## Task goal:
Write out every line of the records below as a numbered list, skipping blank lines and leaving the pictures out.

## Entries for layout elements:
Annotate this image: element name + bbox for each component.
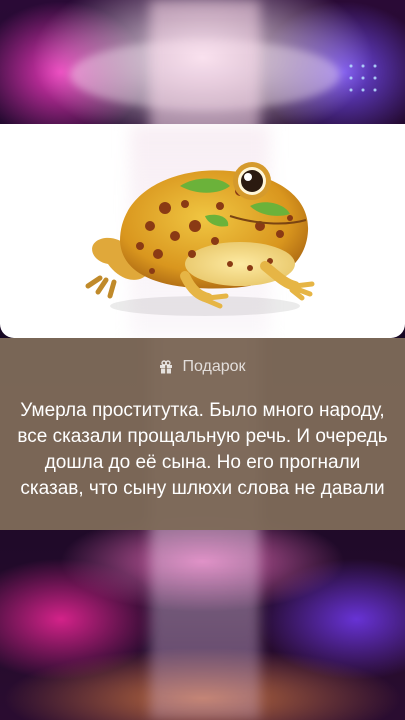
gift-image-card bbox=[0, 124, 405, 338]
gift-panel: Подарок Умерла проститутка. Было много н… bbox=[0, 338, 405, 530]
background-sparkles bbox=[345, 60, 385, 100]
gift-message: Умерла проститутка. Было много народу, в… bbox=[17, 400, 388, 499]
gift-label-row: Подарок bbox=[0, 358, 405, 376]
gift-icon bbox=[160, 360, 173, 374]
frog-image bbox=[85, 162, 315, 316]
gift-label: Подарок bbox=[182, 358, 246, 375]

## Problem solution:
1. Annotate this image: element name + bbox for each component.
2. gift-image-card bbox=[0, 124, 405, 338]
3. gift-panel: Подарок Умерла проститутка. Было много н… bbox=[0, 338, 405, 530]
4. background-sparkles bbox=[345, 60, 385, 100]
5. gift-message: Умерла проститутка. Было много народу, в… bbox=[17, 400, 388, 499]
6. gift-label-row: Подарок bbox=[0, 358, 405, 376]
7. gift-icon bbox=[160, 360, 173, 374]
8. frog-image bbox=[85, 162, 315, 316]
9. gift-label: Подарок bbox=[182, 358, 246, 375]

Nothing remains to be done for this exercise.